Data records:
►

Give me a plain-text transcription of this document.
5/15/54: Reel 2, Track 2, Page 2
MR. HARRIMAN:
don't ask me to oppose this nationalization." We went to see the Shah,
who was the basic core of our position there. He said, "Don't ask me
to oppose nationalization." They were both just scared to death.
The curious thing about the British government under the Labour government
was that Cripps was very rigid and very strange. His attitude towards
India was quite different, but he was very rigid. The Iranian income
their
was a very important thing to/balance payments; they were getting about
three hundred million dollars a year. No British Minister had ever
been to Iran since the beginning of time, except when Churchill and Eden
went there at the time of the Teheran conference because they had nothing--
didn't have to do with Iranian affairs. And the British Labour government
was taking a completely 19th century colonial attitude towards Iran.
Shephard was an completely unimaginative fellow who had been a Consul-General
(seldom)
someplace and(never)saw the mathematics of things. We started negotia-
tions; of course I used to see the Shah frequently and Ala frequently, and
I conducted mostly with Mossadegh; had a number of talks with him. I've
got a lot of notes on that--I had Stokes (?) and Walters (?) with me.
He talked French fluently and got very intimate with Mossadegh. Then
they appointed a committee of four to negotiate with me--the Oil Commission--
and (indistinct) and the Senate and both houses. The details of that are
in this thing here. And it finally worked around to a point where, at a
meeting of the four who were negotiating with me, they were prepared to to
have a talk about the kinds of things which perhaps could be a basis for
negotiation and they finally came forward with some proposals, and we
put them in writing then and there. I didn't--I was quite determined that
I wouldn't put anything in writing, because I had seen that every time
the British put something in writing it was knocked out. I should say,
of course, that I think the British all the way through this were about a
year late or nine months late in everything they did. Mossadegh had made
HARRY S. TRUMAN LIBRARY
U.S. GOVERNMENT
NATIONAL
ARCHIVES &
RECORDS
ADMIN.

◄

What you have to do :: Review the material and copy each line in which the word "didn" appears.

Final answer ::
didn't have to do with Iranian affairs. And the British Labour government
put them in writing then and there. I didn't--I was quite determined that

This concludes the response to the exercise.